YOUR OBJECTIVE. Search the records below for the word "type" and show every line where it occurs.

Entries from a dataset.
- - - -

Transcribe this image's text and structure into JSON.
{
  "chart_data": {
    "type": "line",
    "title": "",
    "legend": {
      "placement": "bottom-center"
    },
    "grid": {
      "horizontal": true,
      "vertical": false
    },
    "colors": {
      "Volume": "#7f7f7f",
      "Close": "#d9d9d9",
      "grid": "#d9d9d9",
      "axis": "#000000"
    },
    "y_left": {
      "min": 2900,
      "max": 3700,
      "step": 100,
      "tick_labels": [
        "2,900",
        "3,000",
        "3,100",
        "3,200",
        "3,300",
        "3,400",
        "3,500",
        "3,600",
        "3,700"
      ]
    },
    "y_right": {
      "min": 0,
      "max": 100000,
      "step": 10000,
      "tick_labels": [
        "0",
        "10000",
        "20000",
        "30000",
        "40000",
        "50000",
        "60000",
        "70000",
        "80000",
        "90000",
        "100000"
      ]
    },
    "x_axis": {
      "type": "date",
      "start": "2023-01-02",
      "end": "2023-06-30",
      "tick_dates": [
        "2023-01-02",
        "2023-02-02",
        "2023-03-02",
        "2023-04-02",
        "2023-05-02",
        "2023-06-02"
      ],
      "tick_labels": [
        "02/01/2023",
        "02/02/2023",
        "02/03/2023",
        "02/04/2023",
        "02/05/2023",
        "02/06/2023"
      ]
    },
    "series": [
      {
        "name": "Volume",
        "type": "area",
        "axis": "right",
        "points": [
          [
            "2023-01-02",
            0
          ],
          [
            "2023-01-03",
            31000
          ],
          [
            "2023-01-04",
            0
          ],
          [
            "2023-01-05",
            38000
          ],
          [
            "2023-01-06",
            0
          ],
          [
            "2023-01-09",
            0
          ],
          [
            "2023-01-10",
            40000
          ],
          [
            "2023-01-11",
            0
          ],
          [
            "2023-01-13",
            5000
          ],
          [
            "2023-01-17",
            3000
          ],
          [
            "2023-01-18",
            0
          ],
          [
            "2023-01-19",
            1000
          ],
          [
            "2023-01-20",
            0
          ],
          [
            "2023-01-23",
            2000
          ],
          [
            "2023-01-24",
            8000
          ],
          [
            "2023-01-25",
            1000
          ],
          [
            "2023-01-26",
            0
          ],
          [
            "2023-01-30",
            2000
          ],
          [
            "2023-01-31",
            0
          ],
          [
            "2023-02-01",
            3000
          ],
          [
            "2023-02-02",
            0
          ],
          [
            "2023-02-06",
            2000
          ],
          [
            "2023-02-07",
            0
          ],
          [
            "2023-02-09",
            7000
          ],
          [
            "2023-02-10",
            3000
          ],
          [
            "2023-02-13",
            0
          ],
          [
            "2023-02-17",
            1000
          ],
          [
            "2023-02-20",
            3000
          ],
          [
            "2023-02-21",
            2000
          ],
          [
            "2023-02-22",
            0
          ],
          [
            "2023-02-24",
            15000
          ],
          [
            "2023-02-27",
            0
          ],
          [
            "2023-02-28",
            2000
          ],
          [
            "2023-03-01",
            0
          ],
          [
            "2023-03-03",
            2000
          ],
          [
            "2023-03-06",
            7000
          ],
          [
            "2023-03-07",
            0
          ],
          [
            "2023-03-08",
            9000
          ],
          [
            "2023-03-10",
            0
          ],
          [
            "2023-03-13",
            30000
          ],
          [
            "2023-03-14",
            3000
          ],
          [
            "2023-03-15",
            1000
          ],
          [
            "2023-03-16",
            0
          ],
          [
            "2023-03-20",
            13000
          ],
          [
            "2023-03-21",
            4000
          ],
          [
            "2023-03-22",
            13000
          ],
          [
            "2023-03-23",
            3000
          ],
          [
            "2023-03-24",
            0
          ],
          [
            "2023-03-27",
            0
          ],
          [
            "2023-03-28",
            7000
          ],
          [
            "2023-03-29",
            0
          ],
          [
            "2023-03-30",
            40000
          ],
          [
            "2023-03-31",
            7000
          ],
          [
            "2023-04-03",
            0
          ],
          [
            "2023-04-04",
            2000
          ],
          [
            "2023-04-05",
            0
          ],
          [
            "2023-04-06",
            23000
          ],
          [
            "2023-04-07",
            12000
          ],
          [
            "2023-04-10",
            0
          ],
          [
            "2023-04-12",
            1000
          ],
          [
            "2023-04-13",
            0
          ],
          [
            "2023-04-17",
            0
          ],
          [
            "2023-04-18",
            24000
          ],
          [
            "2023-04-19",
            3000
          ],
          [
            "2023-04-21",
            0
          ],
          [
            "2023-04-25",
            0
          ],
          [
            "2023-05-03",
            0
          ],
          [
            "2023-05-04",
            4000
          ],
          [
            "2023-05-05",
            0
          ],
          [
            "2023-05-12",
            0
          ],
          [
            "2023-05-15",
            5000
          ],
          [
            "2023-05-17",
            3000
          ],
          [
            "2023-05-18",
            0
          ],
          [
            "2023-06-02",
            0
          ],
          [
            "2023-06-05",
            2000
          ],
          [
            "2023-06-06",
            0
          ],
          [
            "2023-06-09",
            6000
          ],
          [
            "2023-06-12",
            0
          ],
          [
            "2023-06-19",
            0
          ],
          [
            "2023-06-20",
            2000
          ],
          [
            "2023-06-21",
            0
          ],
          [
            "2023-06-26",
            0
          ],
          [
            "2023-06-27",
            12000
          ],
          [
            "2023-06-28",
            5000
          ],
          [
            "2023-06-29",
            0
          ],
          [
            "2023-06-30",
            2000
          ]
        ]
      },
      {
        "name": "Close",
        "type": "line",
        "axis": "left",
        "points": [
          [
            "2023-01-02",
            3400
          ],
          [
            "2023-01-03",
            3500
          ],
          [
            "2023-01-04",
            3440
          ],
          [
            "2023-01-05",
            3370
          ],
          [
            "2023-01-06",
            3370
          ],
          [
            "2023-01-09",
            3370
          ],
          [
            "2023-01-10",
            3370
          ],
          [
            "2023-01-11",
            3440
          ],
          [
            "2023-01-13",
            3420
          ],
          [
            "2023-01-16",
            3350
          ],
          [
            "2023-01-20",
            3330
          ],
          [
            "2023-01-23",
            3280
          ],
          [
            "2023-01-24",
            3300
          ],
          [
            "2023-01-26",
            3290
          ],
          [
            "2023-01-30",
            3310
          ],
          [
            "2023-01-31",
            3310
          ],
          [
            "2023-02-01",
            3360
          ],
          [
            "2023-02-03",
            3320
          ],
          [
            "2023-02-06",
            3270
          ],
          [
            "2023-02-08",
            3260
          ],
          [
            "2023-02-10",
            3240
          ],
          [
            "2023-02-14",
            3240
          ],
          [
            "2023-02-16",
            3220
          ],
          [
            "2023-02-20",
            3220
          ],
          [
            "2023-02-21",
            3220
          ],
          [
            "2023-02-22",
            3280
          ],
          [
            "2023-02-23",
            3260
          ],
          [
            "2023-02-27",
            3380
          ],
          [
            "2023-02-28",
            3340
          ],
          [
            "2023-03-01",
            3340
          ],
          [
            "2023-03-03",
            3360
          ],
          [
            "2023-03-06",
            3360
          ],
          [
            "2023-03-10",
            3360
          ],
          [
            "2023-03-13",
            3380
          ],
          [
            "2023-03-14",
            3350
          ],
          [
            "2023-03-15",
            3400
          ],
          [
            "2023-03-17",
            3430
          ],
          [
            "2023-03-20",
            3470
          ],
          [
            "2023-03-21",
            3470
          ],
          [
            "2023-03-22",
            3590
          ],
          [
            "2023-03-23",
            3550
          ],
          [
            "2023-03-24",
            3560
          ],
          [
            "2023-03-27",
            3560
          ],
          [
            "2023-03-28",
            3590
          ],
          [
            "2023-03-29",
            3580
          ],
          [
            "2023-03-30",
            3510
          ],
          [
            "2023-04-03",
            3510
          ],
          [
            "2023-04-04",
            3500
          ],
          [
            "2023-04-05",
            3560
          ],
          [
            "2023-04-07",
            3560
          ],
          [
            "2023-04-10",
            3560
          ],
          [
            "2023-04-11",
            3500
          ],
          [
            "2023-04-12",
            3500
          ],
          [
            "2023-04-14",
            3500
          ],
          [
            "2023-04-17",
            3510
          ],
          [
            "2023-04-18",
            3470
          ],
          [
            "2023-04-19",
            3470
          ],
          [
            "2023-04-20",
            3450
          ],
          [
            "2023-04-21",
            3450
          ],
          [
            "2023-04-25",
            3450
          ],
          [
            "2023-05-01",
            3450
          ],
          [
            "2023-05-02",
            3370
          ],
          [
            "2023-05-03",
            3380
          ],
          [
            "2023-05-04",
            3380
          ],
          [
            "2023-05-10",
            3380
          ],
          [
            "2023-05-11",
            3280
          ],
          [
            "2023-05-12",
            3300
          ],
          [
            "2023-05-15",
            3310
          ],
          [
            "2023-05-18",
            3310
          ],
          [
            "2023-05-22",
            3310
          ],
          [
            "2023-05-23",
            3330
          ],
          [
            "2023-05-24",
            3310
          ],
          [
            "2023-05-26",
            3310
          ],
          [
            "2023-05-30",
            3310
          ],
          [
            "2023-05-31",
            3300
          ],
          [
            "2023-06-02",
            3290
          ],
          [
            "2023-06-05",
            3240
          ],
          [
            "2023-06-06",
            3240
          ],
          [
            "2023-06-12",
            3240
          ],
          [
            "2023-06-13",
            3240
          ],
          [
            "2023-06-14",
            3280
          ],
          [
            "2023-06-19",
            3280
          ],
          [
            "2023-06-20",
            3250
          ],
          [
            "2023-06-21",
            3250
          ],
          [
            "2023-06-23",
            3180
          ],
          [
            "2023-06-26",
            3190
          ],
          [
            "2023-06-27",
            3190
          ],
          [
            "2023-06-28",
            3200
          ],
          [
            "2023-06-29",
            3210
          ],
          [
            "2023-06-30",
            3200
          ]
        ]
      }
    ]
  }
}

- - - -

EXERCISE RESULT.
    "type": "line",
      "type": "date",
        "type": "area",
        "type": "line",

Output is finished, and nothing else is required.